Report only the number of lines that hold the word "kids".
<<<<
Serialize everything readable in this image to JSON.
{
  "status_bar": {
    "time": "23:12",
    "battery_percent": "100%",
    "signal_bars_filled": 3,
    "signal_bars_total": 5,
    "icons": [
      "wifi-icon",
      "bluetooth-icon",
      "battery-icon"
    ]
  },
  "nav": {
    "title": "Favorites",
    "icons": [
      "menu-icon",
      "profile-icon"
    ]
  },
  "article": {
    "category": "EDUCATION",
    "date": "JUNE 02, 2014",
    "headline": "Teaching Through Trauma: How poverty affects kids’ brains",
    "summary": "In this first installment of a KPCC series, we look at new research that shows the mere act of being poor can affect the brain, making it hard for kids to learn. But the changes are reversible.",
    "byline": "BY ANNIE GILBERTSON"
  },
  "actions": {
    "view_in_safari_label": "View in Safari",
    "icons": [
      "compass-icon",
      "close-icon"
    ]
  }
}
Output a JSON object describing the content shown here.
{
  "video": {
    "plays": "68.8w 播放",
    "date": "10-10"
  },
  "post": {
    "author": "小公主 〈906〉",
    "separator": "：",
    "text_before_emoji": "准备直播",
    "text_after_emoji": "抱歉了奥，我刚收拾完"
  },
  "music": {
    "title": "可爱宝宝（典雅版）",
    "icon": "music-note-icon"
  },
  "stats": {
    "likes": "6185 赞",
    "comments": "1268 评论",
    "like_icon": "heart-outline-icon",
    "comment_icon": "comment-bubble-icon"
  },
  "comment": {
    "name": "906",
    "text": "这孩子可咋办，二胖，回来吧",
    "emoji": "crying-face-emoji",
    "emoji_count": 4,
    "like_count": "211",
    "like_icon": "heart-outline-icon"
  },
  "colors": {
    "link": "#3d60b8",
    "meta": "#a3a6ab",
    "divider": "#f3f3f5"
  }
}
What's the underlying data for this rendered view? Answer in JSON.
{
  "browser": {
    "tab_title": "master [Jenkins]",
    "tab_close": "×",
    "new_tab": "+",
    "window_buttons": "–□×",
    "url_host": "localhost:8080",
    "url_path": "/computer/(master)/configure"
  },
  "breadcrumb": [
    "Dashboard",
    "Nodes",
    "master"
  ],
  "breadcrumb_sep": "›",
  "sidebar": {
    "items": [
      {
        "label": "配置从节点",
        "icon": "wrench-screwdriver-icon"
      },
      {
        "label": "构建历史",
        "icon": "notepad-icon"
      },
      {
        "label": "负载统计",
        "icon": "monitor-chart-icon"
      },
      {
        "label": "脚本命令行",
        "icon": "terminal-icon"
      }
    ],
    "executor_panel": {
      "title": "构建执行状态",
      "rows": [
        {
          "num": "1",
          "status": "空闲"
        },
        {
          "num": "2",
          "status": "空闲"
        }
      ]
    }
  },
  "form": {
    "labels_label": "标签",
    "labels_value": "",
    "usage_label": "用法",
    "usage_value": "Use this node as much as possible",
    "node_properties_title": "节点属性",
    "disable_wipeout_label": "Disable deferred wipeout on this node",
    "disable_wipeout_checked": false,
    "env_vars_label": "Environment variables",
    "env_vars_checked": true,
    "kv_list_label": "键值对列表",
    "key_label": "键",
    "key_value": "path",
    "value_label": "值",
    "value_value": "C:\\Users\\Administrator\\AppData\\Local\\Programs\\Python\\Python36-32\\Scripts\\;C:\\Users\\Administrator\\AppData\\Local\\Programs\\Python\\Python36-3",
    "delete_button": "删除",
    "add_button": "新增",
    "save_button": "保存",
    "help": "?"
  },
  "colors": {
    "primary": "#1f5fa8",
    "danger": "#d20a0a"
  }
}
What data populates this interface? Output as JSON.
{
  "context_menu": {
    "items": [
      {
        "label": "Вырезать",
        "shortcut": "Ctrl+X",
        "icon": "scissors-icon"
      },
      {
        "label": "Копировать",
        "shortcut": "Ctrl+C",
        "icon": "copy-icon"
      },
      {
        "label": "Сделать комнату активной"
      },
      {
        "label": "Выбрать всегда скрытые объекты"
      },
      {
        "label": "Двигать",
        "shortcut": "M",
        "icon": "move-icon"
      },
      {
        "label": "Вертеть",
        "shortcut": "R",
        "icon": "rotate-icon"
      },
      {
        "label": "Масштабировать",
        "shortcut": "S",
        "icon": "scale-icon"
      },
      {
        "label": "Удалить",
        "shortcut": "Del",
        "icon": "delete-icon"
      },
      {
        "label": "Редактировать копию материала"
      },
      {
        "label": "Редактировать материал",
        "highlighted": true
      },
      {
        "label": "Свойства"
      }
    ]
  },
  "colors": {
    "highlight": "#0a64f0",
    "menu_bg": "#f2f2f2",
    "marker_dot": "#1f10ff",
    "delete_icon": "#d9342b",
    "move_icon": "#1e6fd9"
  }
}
>>>>
• The completed task
2